### Problems to work on
[1] Decide whether each statement agrees with the biography of Eric Parry below, answering yes or no and quoting the words of the text that settle it: (a) Parry's practice was established in London in 1983. (b) Parry was born in 1962. (c) His work has been shown at the 2012 Venice Biennale of Architecture.
[2] According to the biography of Eric Parry below, which museum in Bath is part of his built work?
[3] Return the part of the biography of Eric Parry below from "Eric Owen Parry" up to and including "Biennale of Architecture.", copied word for word.

### Passage to read
Eric Owen Parry  (born 24 March 1952) is a British architect, designer, writer and educator. Parry is the founder and principal of Eric Parry Architects established in London in 1983. His built work includes the restoration and renewal of St Martin-in-the-Fields in London, the Holburne Museum in Bath, 50 New Bond Street, 23 Savile Row, One Eagle Place in Piccadilly, Aldermanbury Square by London Wall, 30 Finsbury Square in London, and the London Stock Exchange. His projects also include a number of residential developments. Eric Parry's architectural work and design has been shown internationally on major exhibitions, including the Royal Academy of Arts, the British School at Rome, and the 2012 Venice Biennale of Architecture.

[Data entries]
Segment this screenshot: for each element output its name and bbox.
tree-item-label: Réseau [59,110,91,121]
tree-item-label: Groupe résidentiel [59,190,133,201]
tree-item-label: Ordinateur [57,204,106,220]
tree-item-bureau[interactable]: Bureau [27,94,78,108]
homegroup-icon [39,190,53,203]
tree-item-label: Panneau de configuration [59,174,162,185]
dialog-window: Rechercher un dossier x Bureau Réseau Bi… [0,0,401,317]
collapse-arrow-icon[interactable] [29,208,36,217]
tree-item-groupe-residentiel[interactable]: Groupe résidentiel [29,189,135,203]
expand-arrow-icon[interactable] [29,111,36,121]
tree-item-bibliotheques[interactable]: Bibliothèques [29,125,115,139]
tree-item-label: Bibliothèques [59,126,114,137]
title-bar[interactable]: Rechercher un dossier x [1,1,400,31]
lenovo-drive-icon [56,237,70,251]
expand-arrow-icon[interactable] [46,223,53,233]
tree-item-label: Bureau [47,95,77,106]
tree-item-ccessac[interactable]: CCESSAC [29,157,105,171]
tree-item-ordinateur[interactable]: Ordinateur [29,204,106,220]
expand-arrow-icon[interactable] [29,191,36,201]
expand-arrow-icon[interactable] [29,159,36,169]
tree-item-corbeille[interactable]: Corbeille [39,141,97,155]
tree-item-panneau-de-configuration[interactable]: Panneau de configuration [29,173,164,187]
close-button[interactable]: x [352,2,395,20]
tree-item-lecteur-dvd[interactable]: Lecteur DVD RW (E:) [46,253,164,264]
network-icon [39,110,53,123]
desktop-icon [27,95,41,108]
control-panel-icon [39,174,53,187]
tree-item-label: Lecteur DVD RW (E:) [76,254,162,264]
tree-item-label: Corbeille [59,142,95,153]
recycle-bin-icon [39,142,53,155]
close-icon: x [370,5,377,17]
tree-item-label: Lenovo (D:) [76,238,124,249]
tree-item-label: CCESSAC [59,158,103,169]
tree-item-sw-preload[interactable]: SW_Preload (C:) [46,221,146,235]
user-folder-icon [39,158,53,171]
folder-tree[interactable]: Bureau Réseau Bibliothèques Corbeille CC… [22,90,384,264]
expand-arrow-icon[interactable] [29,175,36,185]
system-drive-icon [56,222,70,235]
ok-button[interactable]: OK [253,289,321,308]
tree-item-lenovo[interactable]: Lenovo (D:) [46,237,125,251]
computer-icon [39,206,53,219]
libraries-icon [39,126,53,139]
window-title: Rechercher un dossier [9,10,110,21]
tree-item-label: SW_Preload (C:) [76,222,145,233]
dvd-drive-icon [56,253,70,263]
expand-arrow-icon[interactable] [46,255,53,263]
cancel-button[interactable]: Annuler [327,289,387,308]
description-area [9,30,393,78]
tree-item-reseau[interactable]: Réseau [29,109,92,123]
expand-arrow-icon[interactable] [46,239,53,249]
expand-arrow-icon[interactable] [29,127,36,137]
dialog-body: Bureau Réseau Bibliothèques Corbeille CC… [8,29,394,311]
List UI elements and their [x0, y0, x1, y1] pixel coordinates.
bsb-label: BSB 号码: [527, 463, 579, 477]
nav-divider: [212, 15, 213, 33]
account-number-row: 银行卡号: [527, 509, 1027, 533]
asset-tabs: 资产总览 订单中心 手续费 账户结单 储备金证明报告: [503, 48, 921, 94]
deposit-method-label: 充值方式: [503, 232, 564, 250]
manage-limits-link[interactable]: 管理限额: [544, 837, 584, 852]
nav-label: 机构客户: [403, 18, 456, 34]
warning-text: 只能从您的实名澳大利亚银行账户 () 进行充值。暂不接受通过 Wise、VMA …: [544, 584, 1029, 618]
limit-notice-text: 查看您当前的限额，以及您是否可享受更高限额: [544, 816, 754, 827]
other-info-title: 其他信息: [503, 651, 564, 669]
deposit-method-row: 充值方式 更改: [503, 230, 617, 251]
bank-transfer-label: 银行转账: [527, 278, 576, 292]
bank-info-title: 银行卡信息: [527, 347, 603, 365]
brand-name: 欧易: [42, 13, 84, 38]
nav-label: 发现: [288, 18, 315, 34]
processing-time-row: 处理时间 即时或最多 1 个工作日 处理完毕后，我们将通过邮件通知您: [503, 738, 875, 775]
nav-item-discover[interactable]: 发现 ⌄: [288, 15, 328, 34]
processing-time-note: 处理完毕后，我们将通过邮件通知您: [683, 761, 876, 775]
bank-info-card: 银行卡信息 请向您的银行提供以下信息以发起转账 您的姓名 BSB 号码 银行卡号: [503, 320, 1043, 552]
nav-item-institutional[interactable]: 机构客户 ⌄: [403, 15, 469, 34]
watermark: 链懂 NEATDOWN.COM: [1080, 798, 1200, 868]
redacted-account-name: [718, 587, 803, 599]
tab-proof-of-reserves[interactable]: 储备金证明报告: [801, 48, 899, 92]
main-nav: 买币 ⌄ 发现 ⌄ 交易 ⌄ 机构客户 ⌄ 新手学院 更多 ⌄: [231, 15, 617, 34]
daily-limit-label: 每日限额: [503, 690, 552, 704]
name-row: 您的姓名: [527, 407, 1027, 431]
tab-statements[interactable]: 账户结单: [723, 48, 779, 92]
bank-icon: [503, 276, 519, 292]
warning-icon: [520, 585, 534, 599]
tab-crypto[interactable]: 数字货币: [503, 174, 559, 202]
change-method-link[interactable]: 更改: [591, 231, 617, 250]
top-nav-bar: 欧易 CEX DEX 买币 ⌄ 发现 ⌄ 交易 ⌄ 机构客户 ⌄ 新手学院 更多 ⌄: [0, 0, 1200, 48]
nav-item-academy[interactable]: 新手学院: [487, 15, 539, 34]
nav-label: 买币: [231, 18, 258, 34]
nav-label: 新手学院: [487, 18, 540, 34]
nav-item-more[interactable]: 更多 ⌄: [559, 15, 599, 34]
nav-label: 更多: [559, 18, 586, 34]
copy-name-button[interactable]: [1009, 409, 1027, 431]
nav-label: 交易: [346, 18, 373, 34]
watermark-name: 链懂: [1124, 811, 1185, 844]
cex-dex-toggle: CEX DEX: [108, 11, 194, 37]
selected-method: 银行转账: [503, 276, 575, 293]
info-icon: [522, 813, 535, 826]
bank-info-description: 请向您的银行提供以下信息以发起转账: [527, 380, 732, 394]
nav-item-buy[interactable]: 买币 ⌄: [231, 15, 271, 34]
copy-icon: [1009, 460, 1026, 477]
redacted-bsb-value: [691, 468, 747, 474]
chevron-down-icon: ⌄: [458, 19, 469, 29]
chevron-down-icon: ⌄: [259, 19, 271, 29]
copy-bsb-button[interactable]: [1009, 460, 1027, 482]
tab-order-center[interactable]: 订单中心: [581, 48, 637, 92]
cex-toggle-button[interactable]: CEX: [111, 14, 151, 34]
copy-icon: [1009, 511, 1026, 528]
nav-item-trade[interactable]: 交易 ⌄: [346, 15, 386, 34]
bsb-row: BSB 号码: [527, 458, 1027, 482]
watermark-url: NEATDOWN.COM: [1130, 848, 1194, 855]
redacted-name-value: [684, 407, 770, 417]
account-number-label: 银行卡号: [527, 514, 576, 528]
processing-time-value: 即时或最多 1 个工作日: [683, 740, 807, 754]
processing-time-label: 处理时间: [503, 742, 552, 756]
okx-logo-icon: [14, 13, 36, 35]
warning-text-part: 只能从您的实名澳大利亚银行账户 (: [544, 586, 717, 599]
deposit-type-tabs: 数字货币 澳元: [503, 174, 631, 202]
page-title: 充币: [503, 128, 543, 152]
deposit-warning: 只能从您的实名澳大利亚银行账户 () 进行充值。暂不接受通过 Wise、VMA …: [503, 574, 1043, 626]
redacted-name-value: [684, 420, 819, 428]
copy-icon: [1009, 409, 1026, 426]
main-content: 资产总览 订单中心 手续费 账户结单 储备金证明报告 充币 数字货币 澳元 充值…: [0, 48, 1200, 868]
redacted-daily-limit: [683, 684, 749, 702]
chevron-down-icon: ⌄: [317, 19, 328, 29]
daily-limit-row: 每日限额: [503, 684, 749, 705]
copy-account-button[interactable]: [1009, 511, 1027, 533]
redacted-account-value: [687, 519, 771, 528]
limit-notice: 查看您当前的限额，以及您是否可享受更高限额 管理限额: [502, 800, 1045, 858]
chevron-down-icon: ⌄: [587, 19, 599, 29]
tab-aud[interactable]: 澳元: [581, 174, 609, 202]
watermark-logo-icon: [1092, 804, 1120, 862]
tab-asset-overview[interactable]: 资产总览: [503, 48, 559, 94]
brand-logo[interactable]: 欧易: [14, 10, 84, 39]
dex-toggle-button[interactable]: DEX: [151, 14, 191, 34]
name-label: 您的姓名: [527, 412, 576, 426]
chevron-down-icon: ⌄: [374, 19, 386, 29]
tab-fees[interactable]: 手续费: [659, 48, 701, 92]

### Answers below
[1]
(a) Yes: "Parry is the founder and principal of Eric Parry Architects established in London in 1983."
(b) No: "born 24 March 1952"
(c) Yes: "including the Royal Academy of Arts, the British School at Rome, and the 2012 Venice Biennale of Architecture"

[2] The Holburne Museum.

[3]
Eric Owen Parry  (born 24 March 1952) is a British architect, designer, writer and educator. Parry is the founder and principal of Eric Parry Architects established in London in 1983. His built work includes the restoration and renewal of St Martin-in-the-Fields in London, the Holburne Museum in Bath, 50 New Bond Street, 23 Savile Row, One Eagle Place in Piccadilly, Aldermanbury Square by London Wall, 30 Finsbury Square in London, and the London Stock Exchange. His projects also include a number of residential developments. Eric Parry's architectural work and design has been shown internationally on major exhibitions, including the Royal Academy of Arts, the British School at Rome, and the 2012 Venice Biennale of Architecture.